### DATASET EXCERPTS
════
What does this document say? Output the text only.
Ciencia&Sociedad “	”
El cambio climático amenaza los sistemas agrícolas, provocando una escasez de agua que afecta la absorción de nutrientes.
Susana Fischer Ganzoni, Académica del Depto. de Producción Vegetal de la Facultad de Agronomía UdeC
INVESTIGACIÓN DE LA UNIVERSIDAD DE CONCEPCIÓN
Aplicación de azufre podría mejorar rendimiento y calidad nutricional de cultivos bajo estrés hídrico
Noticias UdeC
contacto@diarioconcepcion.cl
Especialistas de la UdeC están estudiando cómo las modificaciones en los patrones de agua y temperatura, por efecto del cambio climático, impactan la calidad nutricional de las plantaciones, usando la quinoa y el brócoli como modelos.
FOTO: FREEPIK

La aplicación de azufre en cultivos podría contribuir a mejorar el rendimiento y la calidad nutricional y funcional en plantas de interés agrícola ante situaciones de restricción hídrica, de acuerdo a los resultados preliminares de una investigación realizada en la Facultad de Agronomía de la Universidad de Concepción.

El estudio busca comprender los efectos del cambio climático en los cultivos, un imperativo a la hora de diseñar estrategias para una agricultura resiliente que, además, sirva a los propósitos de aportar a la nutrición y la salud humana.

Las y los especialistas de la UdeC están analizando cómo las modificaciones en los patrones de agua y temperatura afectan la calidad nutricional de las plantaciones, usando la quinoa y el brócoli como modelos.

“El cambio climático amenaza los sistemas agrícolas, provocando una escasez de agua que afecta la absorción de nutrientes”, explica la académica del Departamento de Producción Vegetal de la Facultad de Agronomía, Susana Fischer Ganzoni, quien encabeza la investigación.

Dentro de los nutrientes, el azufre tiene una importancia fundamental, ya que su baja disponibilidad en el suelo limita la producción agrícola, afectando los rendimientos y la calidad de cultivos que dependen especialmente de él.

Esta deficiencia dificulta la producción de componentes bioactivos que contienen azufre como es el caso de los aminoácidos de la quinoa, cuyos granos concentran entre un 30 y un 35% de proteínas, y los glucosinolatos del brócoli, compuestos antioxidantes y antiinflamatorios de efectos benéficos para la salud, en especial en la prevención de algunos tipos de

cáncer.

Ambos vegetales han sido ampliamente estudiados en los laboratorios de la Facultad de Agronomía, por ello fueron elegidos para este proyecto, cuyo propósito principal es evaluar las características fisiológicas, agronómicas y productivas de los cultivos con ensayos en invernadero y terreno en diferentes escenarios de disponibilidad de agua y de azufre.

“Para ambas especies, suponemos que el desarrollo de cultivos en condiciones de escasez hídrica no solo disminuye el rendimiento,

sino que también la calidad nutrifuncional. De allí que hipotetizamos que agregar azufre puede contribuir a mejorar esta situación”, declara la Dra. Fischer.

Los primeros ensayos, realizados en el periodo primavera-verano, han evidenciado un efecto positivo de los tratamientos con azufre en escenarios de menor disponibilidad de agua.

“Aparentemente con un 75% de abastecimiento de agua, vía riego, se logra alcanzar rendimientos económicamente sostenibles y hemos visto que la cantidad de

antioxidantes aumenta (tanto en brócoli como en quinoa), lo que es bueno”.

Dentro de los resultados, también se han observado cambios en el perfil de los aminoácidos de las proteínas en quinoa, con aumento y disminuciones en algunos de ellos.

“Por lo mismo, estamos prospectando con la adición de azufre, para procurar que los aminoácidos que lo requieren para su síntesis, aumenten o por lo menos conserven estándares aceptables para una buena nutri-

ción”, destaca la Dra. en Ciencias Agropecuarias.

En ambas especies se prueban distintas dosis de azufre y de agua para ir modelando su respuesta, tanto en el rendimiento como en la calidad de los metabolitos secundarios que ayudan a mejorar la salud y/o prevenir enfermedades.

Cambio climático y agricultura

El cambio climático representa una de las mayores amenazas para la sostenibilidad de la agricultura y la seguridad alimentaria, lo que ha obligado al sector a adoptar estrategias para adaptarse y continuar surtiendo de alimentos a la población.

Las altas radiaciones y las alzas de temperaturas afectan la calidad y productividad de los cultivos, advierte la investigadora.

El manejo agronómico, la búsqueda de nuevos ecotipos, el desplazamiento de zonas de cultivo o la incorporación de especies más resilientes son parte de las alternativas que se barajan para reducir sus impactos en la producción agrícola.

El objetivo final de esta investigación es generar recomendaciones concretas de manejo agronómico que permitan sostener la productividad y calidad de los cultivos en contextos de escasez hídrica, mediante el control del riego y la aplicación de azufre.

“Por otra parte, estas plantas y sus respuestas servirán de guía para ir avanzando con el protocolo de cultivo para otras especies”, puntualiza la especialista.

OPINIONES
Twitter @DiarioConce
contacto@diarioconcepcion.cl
════
### INSTRUCTIONS FOR THE TASK
List the lines of the entries that include "tanto".

### OUTPUT OF THE EXERCISE
antioxidantes aumenta (tanto en brócoli como en quinoa), lo que es bueno”.
En ambas especies se prueban distintas dosis de azufre y de agua para ir modelando su respuesta, tanto en el rendimiento como en la calidad de los metabolitos secundarios que ayudan a mejorar la salud y/o prevenir enfermedades.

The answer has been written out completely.